** Start Records to process **

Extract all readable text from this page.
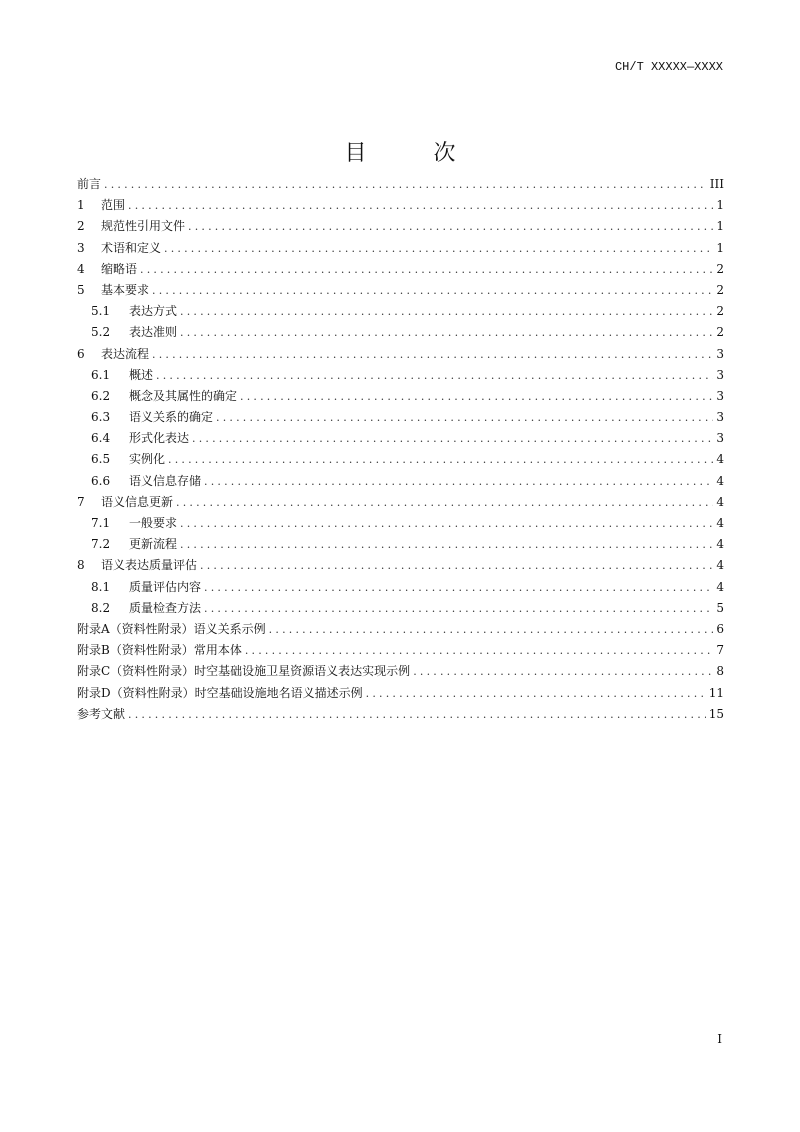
CH/T XXXXX—XXXX
目 次
前言 .....	III
1	范围 .....	1
2	规范性引用文件 .....	1
3	术语和定义 .....	1
4	缩略语 .....	2
5	基本要求 .....	2
5.1	表达方式 .....	2
5.2	表达准则 .....	2
6	表达流程 .....	3
6.1	概述 .....	3
6.2	概念及其属性的确定 .....	3
6.3	语义关系的确定 .....	3
6.4	形式化表达 .....	3
6.5	实例化 .....	4
6.6	语义信息存储 .....	4
7	语义信息更新 .....	4
7.1	一般要求 .....	4
7.2	更新流程 .....	4
8	语义表达质量评估 .....	4
8.1	质量评估内容 .....	4
8.2	质量检查方法 .....	5
附录A（资料性附录）语义关系示例 .....	6
附录B（资料性附录）常用本体 .....	7
附录C（资料性附录）时空基础设施卫星资源语义表达实现示例 .....	8
附录D（资料性附录）时空基础设施地名语义描述示例 .....	11
参考文献 .....	15
I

** End Records to process **

- _Work required_
Copy out the data above exactly, except the pictures.

- _Output_
Extract all readable text from this page.
CH/T XXXXX—XXXX
目 次
前言 .....	III
1	范围 .....	1
2	规范性引用文件 .....	1
3	术语和定义 .....	1
4	缩略语 .....	2
5	基本要求 .....	2
5.1	表达方式 .....	2
5.2	表达准则 .....	2
6	表达流程 .....	3
6.1	概述 .....	3
6.2	概念及其属性的确定 .....	3
6.3	语义关系的确定 .....	3
6.4	形式化表达 .....	3
6.5	实例化 .....	4
6.6	语义信息存储 .....	4
7	语义信息更新 .....	4
7.1	一般要求 .....	4
7.2	更新流程 .....	4
8	语义表达质量评估 .....	4
8.1	质量评估内容 .....	4
8.2	质量检查方法 .....	5
附录A（资料性附录）语义关系示例 .....	6
附录B（资料性附录）常用本体 .....	7
附录C（资料性附录）时空基础设施卫星资源语义表达实现示例 .....	8
附录D（资料性附录）时空基础设施地名语义描述示例 .....	11
参考文献 .....	15
I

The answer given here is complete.